» The problem: Copy out every line in the entries below that includes "ремонт".

» Record excerpts:
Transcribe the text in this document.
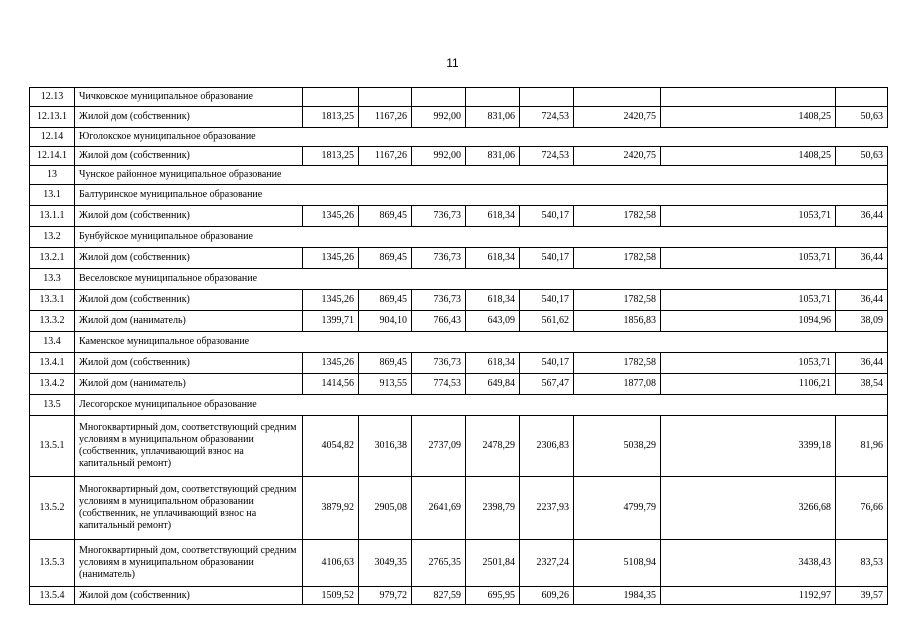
11
12.13	Чичковское муниципальное образование								
12.13.1	Жилой дом (собственник)	1813,25	1167,26	992,00	831,06	724,53	2420,75	1408,25	50,63
12.14	Юголокское муниципальное образование								
12.14.1	Жилой дом (собственник)	1813,25	1167,26	992,00	831,06	724,53	2420,75	1408,25	50,63
13	Чунское районное муниципальное образование								
13.1	Балтуринское муниципальное образование								
13.1.1	Жилой дом (собственник)	1345,26	869,45	736,73	618,34	540,17	1782,58	1053,71	36,44
13.2	Бунбуйское муниципальное образование								
13.2.1	Жилой дом (собственник)	1345,26	869,45	736,73	618,34	540,17	1782,58	1053,71	36,44
13.3	Веселовское муниципальное образование								
13.3.1	Жилой дом (собственник)	1345,26	869,45	736,73	618,34	540,17	1782,58	1053,71	36,44
13.3.2	Жилой дом (наниматель)	1399,71	904,10	766,43	643,09	561,62	1856,83	1094,96	38,09
13.4	Каменское муниципальное образование								
13.4.1	Жилой дом (собственник)	1345,26	869,45	736,73	618,34	540,17	1782,58	1053,71	36,44
13.4.2	Жилой дом (наниматель)	1414,56	913,55	774,53	649,84	567,47	1877,08	1106,21	38,54
13.5	Лесогорское муниципальное образование								
13.5.1	Многоквартирный дом, соответствующий средним условиям в муниципальном образовании (собственник, уплачивающий взнос на капитальный ремонт)	4054,82	3016,38	2737,09	2478,29	2306,83	5038,29	3399,18	81,96
13.5.2	Многоквартирный дом, соответствующий средним условиям в муниципальном образовании (собственник, не уплачивающий взнос на капитальный ремонт)	3879,92	2905,08	2641,69	2398,79	2237,93	4799,79	3266,68	76,66
13.5.3	Многоквартирный дом, соответствующий средним условиям в муниципальном образовании (наниматель)	4106,63	3049,35	2765,35	2501,84	2327,24	5108,94	3438,43	83,53
13.5.4	Жилой дом (собственник)	1509,52	979,72	827,59	695,95	609,26	1984,35	1192,97	39,57
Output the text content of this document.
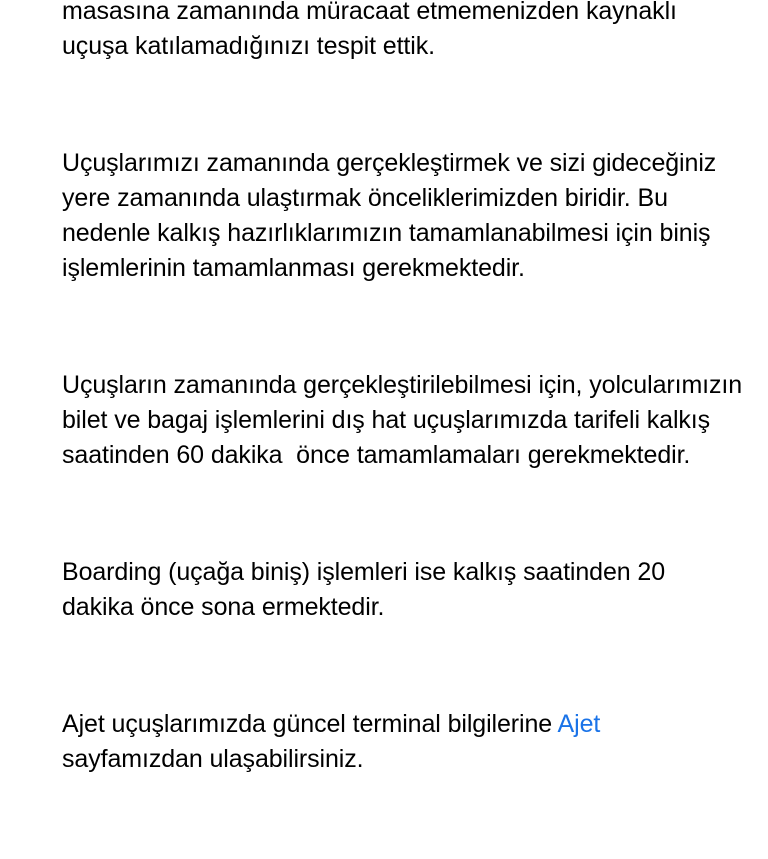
masasına zamanında müracaat etmemenizden kaynaklı
uçuşa katılamadığınızı tespit ettik.
Uçuşlarımızı zamanında gerçekleştirmek ve sizi gideceğiniz
yere zamanında ulaştırmak önceliklerimizden biridir. Bu
nedenle kalkış hazırlıklarımızın tamamlanabilmesi için biniş
işlemlerinin tamamlanması gerekmektedir.
Uçuşların zamanında gerçekleştirilebilmesi için, yolcularımızın
bilet ve bagaj işlemlerini dış hat uçuşlarımızda tarifeli kalkış
saatinden 60 dakika  önce tamamlamaları gerekmektedir.
Boarding (uçağa biniş) işlemleri ise kalkış saatinden 20
dakika önce sona ermektedir.
Ajet uçuşlarımızda güncel terminal bilgilerine Ajet
sayfamızdan ulaşabilirsiniz.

» The completed task:
13.5.1	Многоквартирный дом, соответствующий средним условиям в муниципальном образовании (собственник, уплачивающий взнос на капитальный ремонт)	4054,82	3016,38	2737,09	2478,29	2306,83	5038,29	3399,18	81,96
13.5.2	Многоквартирный дом, соответствующий средним условиям в муниципальном образовании (собственник, не уплачивающий взнос на капитальный ремонт)	3879,92	2905,08	2641,69	2398,79	2237,93	4799,79	3266,68	76,66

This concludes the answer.